All of the material below is to be repeated exactly.
-------- ITEMS
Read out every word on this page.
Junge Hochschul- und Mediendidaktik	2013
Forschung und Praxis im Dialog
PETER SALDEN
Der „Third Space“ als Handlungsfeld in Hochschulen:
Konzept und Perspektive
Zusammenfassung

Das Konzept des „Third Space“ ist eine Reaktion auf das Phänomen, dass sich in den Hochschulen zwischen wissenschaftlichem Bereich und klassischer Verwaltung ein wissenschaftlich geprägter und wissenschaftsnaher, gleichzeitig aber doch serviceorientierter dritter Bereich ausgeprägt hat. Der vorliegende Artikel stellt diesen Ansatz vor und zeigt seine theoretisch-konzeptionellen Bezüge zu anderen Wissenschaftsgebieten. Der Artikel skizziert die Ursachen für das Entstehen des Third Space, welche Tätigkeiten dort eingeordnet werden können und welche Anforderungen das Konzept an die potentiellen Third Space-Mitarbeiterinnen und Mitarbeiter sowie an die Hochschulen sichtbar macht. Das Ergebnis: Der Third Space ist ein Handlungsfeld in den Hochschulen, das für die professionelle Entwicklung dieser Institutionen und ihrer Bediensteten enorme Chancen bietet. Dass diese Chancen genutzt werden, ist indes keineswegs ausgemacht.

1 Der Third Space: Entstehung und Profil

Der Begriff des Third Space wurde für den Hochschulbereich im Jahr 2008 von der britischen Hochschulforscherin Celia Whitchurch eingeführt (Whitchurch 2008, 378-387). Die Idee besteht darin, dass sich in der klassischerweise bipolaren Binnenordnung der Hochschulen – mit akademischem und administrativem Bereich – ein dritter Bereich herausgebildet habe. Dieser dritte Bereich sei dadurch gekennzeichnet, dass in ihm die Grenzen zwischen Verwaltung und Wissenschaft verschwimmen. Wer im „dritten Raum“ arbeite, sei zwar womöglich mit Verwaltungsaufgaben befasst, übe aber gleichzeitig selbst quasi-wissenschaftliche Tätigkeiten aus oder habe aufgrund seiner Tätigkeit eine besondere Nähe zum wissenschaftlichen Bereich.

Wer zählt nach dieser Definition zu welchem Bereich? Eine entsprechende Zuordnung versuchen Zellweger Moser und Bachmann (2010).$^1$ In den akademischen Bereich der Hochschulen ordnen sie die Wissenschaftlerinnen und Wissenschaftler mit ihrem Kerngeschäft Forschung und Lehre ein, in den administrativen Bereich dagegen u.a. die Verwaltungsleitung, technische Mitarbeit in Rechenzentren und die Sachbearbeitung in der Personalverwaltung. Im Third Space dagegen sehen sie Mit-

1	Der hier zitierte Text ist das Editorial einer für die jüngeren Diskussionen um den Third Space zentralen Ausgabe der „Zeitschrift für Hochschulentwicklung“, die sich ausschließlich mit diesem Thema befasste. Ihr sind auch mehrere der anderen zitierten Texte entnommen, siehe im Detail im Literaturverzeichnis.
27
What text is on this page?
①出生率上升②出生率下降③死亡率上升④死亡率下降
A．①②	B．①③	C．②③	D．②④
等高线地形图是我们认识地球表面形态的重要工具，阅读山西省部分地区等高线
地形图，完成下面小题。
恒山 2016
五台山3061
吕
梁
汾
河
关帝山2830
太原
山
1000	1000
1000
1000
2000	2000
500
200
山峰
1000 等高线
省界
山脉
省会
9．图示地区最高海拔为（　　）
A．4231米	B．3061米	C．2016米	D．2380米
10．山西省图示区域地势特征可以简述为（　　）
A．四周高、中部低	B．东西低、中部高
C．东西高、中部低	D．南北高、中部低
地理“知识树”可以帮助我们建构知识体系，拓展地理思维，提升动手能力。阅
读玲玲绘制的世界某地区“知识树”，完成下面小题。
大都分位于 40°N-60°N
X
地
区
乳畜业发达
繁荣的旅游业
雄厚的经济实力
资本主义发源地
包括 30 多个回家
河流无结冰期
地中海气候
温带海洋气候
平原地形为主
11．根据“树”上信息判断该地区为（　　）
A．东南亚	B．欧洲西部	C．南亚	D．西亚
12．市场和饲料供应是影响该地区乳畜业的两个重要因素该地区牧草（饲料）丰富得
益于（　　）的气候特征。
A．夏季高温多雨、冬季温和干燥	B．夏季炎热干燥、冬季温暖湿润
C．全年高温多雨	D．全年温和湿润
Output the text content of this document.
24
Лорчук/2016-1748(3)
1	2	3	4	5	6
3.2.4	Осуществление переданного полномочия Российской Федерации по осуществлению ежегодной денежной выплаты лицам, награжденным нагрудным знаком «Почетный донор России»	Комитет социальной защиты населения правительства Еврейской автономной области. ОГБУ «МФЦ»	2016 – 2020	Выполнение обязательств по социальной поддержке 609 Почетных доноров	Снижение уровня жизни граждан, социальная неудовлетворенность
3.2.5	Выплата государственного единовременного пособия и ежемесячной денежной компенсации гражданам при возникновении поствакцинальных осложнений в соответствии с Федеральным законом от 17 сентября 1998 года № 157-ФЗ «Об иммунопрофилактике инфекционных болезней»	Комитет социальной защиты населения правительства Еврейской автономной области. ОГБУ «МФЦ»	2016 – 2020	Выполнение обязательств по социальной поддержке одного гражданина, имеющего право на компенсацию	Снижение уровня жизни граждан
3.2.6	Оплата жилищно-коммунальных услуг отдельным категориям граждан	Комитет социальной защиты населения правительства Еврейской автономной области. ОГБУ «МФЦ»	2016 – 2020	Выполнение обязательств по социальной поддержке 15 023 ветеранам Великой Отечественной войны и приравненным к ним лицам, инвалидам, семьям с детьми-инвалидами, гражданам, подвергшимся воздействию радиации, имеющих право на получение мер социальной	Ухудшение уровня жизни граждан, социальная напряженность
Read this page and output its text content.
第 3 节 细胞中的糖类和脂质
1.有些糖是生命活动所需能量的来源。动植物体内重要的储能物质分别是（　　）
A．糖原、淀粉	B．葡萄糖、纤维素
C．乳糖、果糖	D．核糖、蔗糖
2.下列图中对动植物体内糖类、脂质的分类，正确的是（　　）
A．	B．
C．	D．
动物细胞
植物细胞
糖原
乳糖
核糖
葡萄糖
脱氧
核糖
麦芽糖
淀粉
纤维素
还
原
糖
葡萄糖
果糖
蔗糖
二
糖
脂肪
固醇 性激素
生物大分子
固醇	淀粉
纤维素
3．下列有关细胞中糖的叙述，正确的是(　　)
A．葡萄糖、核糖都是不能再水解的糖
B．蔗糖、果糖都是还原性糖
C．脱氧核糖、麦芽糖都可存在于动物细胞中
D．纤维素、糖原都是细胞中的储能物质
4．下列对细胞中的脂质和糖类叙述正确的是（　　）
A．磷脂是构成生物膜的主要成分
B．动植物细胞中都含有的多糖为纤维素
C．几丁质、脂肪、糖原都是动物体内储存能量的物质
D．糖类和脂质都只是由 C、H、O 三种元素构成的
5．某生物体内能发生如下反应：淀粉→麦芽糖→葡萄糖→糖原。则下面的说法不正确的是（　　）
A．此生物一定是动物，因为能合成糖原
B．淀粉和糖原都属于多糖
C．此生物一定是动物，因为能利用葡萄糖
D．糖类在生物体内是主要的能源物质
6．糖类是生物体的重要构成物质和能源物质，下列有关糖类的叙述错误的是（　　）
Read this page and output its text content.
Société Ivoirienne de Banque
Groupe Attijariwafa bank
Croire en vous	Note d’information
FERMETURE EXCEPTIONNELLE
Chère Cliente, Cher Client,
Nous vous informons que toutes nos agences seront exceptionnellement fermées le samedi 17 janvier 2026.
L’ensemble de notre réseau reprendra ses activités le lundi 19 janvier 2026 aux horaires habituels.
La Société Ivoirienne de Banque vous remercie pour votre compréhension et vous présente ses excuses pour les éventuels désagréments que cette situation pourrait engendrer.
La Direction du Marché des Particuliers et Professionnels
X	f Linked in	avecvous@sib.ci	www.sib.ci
----------------
* EXERCISE RESPONSE:
Read out every word on this page.
Junge Hochschul- und Mediendidaktik	2013
Forschung und Praxis im Dialog
PETER SALDEN
Der „Third Space“ als Handlungsfeld in Hochschulen:
Konzept und Perspektive
Zusammenfassung

Das Konzept des „Third Space“ ist eine Reaktion auf das Phänomen, dass sich in den Hochschulen zwischen wissenschaftlichem Bereich und klassischer Verwaltung ein wissenschaftlich geprägter und wissenschaftsnaher, gleichzeitig aber doch serviceorientierter dritter Bereich ausgeprägt hat. Der vorliegende Artikel stellt diesen Ansatz vor und zeigt seine theoretisch-konzeptionellen Bezüge zu anderen Wissenschaftsgebieten. Der Artikel skizziert die Ursachen für das Entstehen des Third Space, welche Tätigkeiten dort eingeordnet werden können und welche Anforderungen das Konzept an die potentiellen Third Space-Mitarbeiterinnen und Mitarbeiter sowie an die Hochschulen sichtbar macht. Das Ergebnis: Der Third Space ist ein Handlungsfeld in den Hochschulen, das für die professionelle Entwicklung dieser Institutionen und ihrer Bediensteten enorme Chancen bietet. Dass diese Chancen genutzt werden, ist indes keineswegs ausgemacht.

1 Der Third Space: Entstehung und Profil

Der Begriff des Third Space wurde für den Hochschulbereich im Jahr 2008 von der britischen Hochschulforscherin Celia Whitchurch eingeführt (Whitchurch 2008, 378-387). Die Idee besteht darin, dass sich in der klassischerweise bipolaren Binnenordnung der Hochschulen – mit akademischem und administrativem Bereich – ein dritter Bereich herausgebildet habe. Dieser dritte Bereich sei dadurch gekennzeichnet, dass in ihm die Grenzen zwischen Verwaltung und Wissenschaft verschwimmen. Wer im „dritten Raum“ arbeite, sei zwar womöglich mit Verwaltungsaufgaben befasst, übe aber gleichzeitig selbst quasi-wissenschaftliche Tätigkeiten aus oder habe aufgrund seiner Tätigkeit eine besondere Nähe zum wissenschaftlichen Bereich.

Wer zählt nach dieser Definition zu welchem Bereich? Eine entsprechende Zuordnung versuchen Zellweger Moser und Bachmann (2010).$^1$ In den akademischen Bereich der Hochschulen ordnen sie die Wissenschaftlerinnen und Wissenschaftler mit ihrem Kerngeschäft Forschung und Lehre ein, in den administrativen Bereich dagegen u.a. die Verwaltungsleitung, technische Mitarbeit in Rechenzentren und die Sachbearbeitung in der Personalverwaltung. Im Third Space dagegen sehen sie Mit-

1	Der hier zitierte Text ist das Editorial einer für die jüngeren Diskussionen um den Third Space zentralen Ausgabe der „Zeitschrift für Hochschulentwicklung“, die sich ausschließlich mit diesem Thema befasste. Ihr sind auch mehrere der anderen zitierten Texte entnommen, siehe im Detail im Literaturverzeichnis.
27
What text is on this page?
①出生率上升②出生率下降③死亡率上升④死亡率下降
A．①②	B．①③	C．②③	D．②④
等高线地形图是我们认识地球表面形态的重要工具，阅读山西省部分地区等高线
地形图，完成下面小题。
恒山 2016
五台山3061
吕
梁
汾
河
关帝山2830
太原
山
1000	1000
1000
1000
2000	2000
500
200
山峰
1000 等高线
省界
山脉
省会
9．图示地区最高海拔为（　　）
A．4231米	B．3061米	C．2016米	D．2380米
10．山西省图示区域地势特征可以简述为（　　）
A．四周高、中部低	B．东西低、中部高
C．东西高、中部低	D．南北高、中部低
地理“知识树”可以帮助我们建构知识体系，拓展地理思维，提升动手能力。阅
读玲玲绘制的世界某地区“知识树”，完成下面小题。
大都分位于 40°N-60°N
X
地
区
乳畜业发达
繁荣的旅游业
雄厚的经济实力
资本主义发源地
包括 30 多个回家
河流无结冰期
地中海气候
温带海洋气候
平原地形为主
11．根据“树”上信息判断该地区为（　　）
A．东南亚	B．欧洲西部	C．南亚	D．西亚
12．市场和饲料供应是影响该地区乳畜业的两个重要因素该地区牧草（饲料）丰富得
益于（　　）的气候特征。
A．夏季高温多雨、冬季温和干燥	B．夏季炎热干燥、冬季温暖湿润
C．全年高温多雨	D．全年温和湿润
Output the text content of this document.
24
Лорчук/2016-1748(3)
1	2	3	4	5	6
3.2.4	Осуществление переданного полномочия Российской Федерации по осуществлению ежегодной денежной выплаты лицам, награжденным нагрудным знаком «Почетный донор России»	Комитет социальной защиты населения правительства Еврейской автономной области. ОГБУ «МФЦ»	2016 – 2020	Выполнение обязательств по социальной поддержке 609 Почетных доноров	Снижение уровня жизни граждан, социальная неудовлетворенность
3.2.5	Выплата государственного единовременного пособия и ежемесячной денежной компенсации гражданам при возникновении поствакцинальных осложнений в соответствии с Федеральным законом от 17 сентября 1998 года № 157-ФЗ «Об иммунопрофилактике инфекционных болезней»	Комитет социальной защиты населения правительства Еврейской автономной области. ОГБУ «МФЦ»	2016 – 2020	Выполнение обязательств по социальной поддержке одного гражданина, имеющего право на компенсацию	Снижение уровня жизни граждан
3.2.6	Оплата жилищно-коммунальных услуг отдельным категориям граждан	Комитет социальной защиты населения правительства Еврейской автономной области. ОГБУ «МФЦ»	2016 – 2020	Выполнение обязательств по социальной поддержке 15 023 ветеранам Великой Отечественной войны и приравненным к ним лицам, инвалидам, семьям с детьми-инвалидами, гражданам, подвергшимся воздействию радиации, имеющих право на получение мер социальной	Ухудшение уровня жизни граждан, социальная напряженность
Read this page and output its text content.
第 3 节 细胞中的糖类和脂质
1.有些糖是生命活动所需能量的来源。动植物体内重要的储能物质分别是（　　）
A．糖原、淀粉	B．葡萄糖、纤维素
C．乳糖、果糖	D．核糖、蔗糖
2.下列图中对动植物体内糖类、脂质的分类，正确的是（　　）
A．	B．
C．	D．
动物细胞
植物细胞
糖原
乳糖
核糖
葡萄糖
脱氧
核糖
麦芽糖
淀粉
纤维素
还
原
糖
葡萄糖
果糖
蔗糖
二
糖
脂肪
固醇 性激素
生物大分子
固醇	淀粉
纤维素
3．下列有关细胞中糖的叙述，正确的是(　　)
A．葡萄糖、核糖都是不能再水解的糖
B．蔗糖、果糖都是还原性糖
C．脱氧核糖、麦芽糖都可存在于动物细胞中
D．纤维素、糖原都是细胞中的储能物质
4．下列对细胞中的脂质和糖类叙述正确的是（　　）
A．磷脂是构成生物膜的主要成分
B．动植物细胞中都含有的多糖为纤维素
C．几丁质、脂肪、糖原都是动物体内储存能量的物质
D．糖类和脂质都只是由 C、H、O 三种元素构成的
5．某生物体内能发生如下反应：淀粉→麦芽糖→葡萄糖→糖原。则下面的说法不正确的是（　　）
A．此生物一定是动物，因为能合成糖原
B．淀粉和糖原都属于多糖
C．此生物一定是动物，因为能利用葡萄糖
D．糖类在生物体内是主要的能源物质
6．糖类是生物体的重要构成物质和能源物质，下列有关糖类的叙述错误的是（　　）
Read this page and output its text content.
Société Ivoirienne de Banque
Groupe Attijariwafa bank
Croire en vous	Note d’information
FERMETURE EXCEPTIONNELLE
Chère Cliente, Cher Client,
Nous vous informons que toutes nos agences seront exceptionnellement fermées le samedi 17 janvier 2026.
L’ensemble de notre réseau reprendra ses activités le lundi 19 janvier 2026 aux horaires habituels.
La Société Ivoirienne de Banque vous remercie pour votre compréhension et vous présente ses excuses pour les éventuels désagréments que cette situation pourrait engendrer.
La Direction du Marché des Particuliers et Professionnels
X	f Linked in	avecvous@sib.ci	www.sib.ci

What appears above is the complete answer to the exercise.